• _DESCRIPTION OF THE TASK_:
Quote all of the data that follows exactly as written, skipping the images.

-- Begin EXERCISE INPUTS --

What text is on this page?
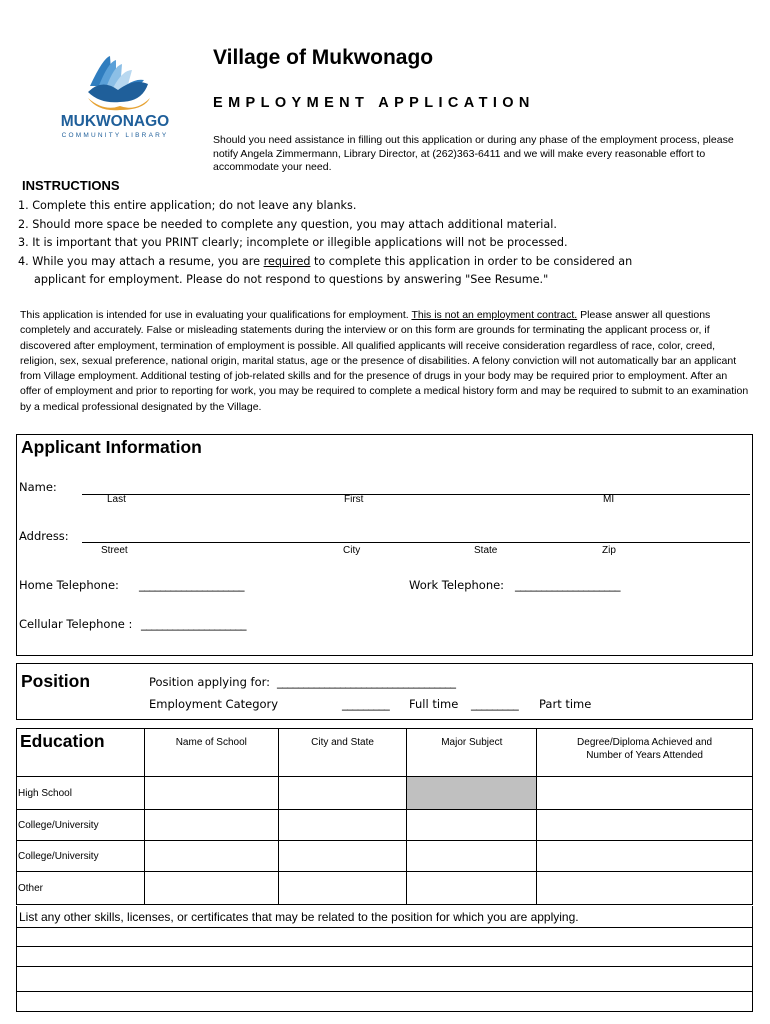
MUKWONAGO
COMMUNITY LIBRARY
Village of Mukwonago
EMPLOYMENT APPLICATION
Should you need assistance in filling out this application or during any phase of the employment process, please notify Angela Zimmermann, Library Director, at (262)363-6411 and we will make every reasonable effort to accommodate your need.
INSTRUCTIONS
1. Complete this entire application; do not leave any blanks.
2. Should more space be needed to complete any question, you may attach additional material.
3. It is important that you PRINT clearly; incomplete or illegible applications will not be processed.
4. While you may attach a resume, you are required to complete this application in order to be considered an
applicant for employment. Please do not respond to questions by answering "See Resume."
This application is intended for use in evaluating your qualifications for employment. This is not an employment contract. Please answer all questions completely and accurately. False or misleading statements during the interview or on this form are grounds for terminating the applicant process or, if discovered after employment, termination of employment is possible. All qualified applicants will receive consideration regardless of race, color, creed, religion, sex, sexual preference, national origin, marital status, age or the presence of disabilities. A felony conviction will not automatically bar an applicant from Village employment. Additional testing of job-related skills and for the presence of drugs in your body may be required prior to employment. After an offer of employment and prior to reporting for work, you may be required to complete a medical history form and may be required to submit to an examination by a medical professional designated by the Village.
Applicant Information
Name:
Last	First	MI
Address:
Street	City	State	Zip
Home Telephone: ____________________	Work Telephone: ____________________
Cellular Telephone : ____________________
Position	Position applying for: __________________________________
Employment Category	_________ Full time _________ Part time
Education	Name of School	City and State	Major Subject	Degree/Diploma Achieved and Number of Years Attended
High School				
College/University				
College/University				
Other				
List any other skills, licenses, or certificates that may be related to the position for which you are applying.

-- End EXERCISE INPUTS --

• _EXERCISE RESULT_:
What text is on this page?
MUKWONAGO
COMMUNITY LIBRARY
Village of Mukwonago
EMPLOYMENT APPLICATION
Should you need assistance in filling out this application or during any phase of the employment process, please notify Angela Zimmermann, Library Director, at (262)363-6411 and we will make every reasonable effort to accommodate your need.
INSTRUCTIONS
1. Complete this entire application; do not leave any blanks.
2. Should more space be needed to complete any question, you may attach additional material.
3. It is important that you PRINT clearly; incomplete or illegible applications will not be processed.
4. While you may attach a resume, you are required to complete this application in order to be considered an
applicant for employment. Please do not respond to questions by answering "See Resume."
This application is intended for use in evaluating your qualifications for employment. This is not an employment contract. Please answer all questions completely and accurately. False or misleading statements during the interview or on this form are grounds for terminating the applicant process or, if discovered after employment, termination of employment is possible. All qualified applicants will receive consideration regardless of race, color, creed, religion, sex, sexual preference, national origin, marital status, age or the presence of disabilities. A felony conviction will not automatically bar an applicant from Village employment. Additional testing of job-related skills and for the presence of drugs in your body may be required prior to employment. After an offer of employment and prior to reporting for work, you may be required to complete a medical history form and may be required to submit to an examination by a medical professional designated by the Village.
Applicant Information
Name:
Last	First	MI
Address:
Street	City	State	Zip
Home Telephone: ____________________	Work Telephone: ____________________
Cellular Telephone : ____________________
Position	Position applying for: __________________________________
Employment Category	_________ Full time _________ Part time
Education	Name of School	City and State	Major Subject	Degree/Diploma Achieved and Number of Years Attended
High School				
College/University				
College/University				
Other				
List any other skills, licenses, or certificates that may be related to the position for which you are applying.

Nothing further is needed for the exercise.